-- Data rows --
==============================

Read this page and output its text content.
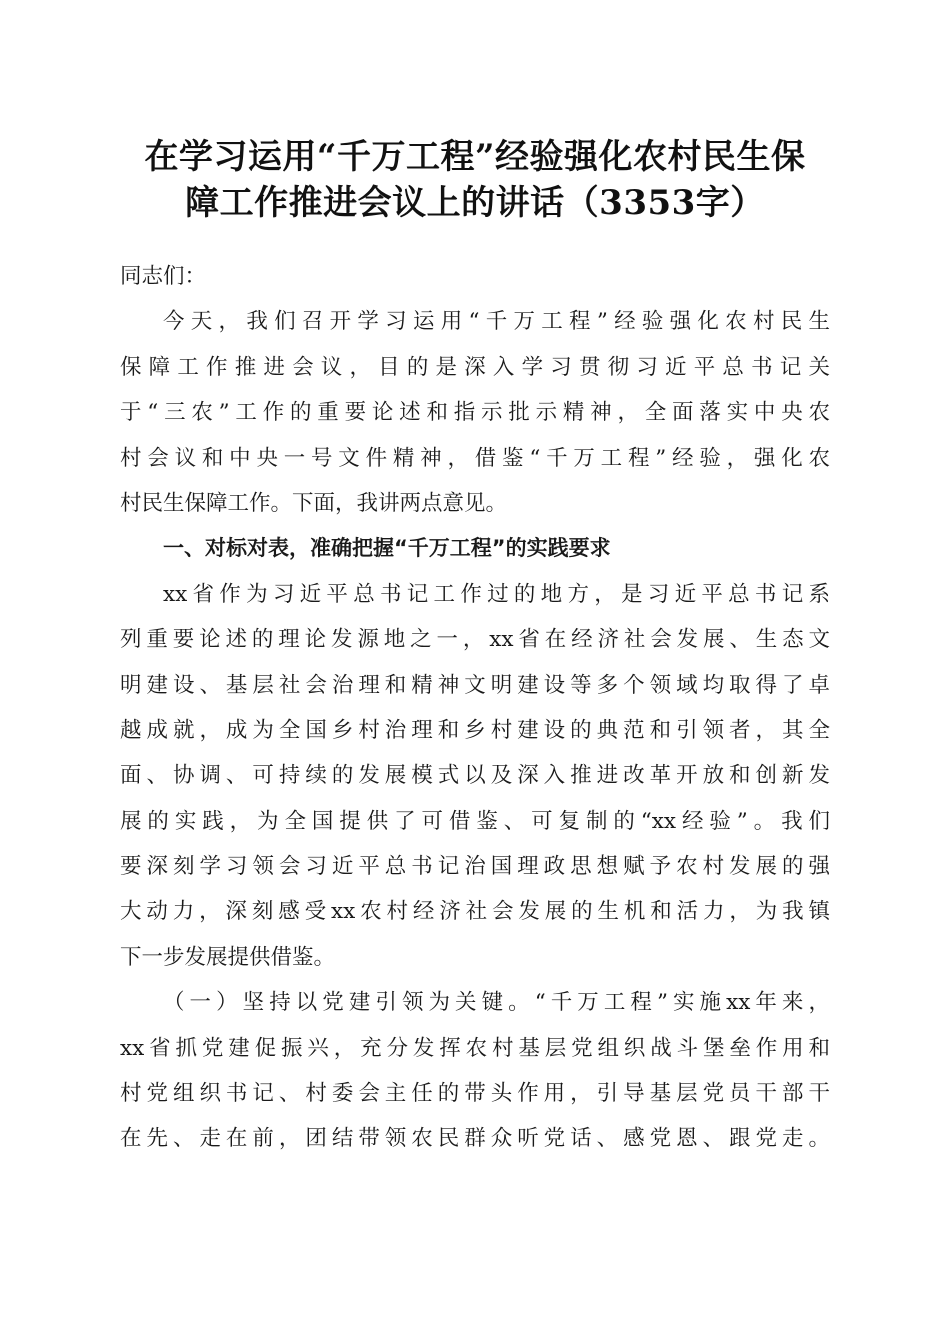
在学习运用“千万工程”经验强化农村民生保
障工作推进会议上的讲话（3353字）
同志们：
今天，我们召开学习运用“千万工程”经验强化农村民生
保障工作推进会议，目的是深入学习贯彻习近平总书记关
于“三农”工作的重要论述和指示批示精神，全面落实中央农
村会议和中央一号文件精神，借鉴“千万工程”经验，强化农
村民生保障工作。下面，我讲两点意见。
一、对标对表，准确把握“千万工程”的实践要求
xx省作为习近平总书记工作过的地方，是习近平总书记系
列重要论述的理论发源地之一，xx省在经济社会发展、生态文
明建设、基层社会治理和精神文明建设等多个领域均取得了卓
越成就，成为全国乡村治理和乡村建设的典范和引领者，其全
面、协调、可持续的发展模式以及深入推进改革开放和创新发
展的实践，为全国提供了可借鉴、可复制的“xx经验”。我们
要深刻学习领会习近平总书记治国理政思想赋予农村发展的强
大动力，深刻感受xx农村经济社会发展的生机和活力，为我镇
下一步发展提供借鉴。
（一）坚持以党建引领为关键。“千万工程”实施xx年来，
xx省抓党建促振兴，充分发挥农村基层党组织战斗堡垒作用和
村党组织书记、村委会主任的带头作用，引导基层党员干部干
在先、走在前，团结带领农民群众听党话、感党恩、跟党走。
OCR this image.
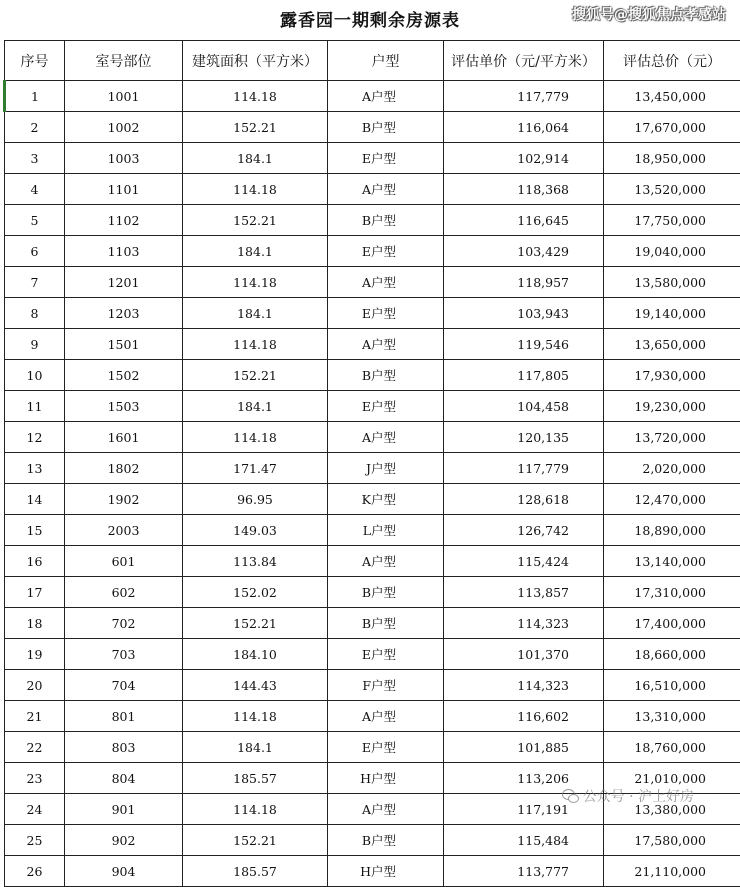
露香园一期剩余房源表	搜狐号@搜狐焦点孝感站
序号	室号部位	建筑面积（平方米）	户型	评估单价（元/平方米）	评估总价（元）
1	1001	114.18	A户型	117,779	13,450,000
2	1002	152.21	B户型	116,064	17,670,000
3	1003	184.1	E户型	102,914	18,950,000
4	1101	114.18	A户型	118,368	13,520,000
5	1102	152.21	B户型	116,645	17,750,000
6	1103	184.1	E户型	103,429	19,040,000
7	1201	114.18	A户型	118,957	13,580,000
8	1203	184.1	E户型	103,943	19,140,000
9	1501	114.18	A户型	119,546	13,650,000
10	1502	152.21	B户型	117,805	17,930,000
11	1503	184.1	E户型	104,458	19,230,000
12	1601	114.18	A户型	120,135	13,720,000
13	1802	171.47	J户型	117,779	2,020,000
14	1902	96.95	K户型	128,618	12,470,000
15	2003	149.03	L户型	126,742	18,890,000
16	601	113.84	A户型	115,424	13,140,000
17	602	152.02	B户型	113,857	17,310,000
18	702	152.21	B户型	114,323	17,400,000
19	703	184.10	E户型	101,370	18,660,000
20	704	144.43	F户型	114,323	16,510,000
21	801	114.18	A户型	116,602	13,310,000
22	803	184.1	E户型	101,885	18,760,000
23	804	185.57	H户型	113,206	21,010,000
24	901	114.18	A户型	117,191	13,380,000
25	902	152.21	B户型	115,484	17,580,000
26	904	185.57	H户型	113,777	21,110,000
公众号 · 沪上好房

==============================

Filter the entries above down to the lines containing the word "this".

-- Result below --
Read this page and output its text content.
OCR this image.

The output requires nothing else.